** Quoted passage **
Friday, March 04, 2005

I need crap

I mean stuff, send me your stuff. Junk. Trash. Whatever you do, don't send me crap.

Here's the deal: as a web designer, I spend 50% of every working day tweaking numbers so that things line up just.... right. Which means, when I dabble in arts on my own time, I want something I can slap glue on and stick to a wall.

And I need junk to do this.

I call my art "mixed media," because "collage" makes me sound like a 14-year-old girl with a can of mucilage and a copy of Vogue. Basically, mixed media means I do whatever unholy shit I want to a canvas, as long as I stick it in a frame afterwards.

It was all fun and games, of course, until someone offered me $700 for a piece that took me 30 minutes to create. Now, I'm thinking it might be worth the time to continue.

So... I need junk, and better junk than I have around here. European junk, for example, is great. By junk I mean flat junk - bits of posters, flyers that have been left out in the rain, neat leaves, old photographs, bits of sheet music, pages of old books - any little scrap of paper-ish material that is rare or unique in any way.

Torn scraps are great.

If you've got any such nonsense, don't throw it a way! Help a guy out, and let me know that you've got it, and what it is. I'll send you a self-addressed, stamped envelope, and you can mail it to me.

Please?

8 Comments:

At 10:15 AM PST, Anonymous Anonymous said...

If I had only known this two days ago. I have spent this week cleaning out my "junk" room, and there were lots of papery things in there I tossed. I'll see what's left that I am willing to part with and send it your way. Congrats on the $700 deal, too. That's excellent!

Alicia

 
At 7:55 PM PST, Blogger Yng Lyn said...

ermmm... I've got some expired bank cards, used facial oil blotters, and loads of rubber bands.
Let me know if you want any of those!

Oh, well done on the $700 deal!!

 
At 11:24 PM PST, Blogger Pip said...

If I'm not mistaken, Lyn, you're my european blogger buddy, which means it is your responsibility to send me the cool stuff.

** List of tasks **
1. In the blog post, what amount was the writer offered for a piece, and how long did that piece take to create?
2. Please extract from the blog post the passage that opens with the words containing "I call my art" and closes with "time to continue.".

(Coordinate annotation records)

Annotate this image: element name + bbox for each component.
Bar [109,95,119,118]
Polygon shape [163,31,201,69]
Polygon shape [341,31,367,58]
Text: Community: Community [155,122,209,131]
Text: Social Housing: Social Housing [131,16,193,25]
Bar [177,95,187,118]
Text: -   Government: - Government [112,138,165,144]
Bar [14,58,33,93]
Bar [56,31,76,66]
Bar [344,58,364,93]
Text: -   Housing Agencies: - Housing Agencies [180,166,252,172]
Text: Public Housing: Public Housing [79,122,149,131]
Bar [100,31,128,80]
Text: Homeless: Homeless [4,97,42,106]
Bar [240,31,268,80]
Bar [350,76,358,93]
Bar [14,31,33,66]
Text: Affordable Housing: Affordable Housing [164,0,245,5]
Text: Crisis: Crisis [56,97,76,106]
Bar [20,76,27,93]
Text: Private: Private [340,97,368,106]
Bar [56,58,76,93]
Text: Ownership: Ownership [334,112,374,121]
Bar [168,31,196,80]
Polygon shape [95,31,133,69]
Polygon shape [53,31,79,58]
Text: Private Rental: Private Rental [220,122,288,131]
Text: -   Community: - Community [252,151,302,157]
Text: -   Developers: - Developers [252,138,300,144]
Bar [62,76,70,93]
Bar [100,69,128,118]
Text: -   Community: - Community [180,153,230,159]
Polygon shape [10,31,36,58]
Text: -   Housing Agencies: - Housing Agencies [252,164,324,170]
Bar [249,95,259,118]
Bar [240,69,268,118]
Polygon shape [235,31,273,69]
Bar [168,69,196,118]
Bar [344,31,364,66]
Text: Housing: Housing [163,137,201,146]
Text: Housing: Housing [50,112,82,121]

** Solutions **
1. $700 for a piece that took 30 minutes to create.

2.
I call my art "mixed media," because "collage" makes me sound like a 14-year-old girl with a can of mucilage and a copy of Vogue. Basically, mixed media means I do whatever unholy shit I want to a canvas, as long as I stick it in a frame afterwards.

It was all fun and games, of course, until someone offered me $700 for a piece that took me 30 minutes to create. Now, I'm thinking it might be worth the time to continue.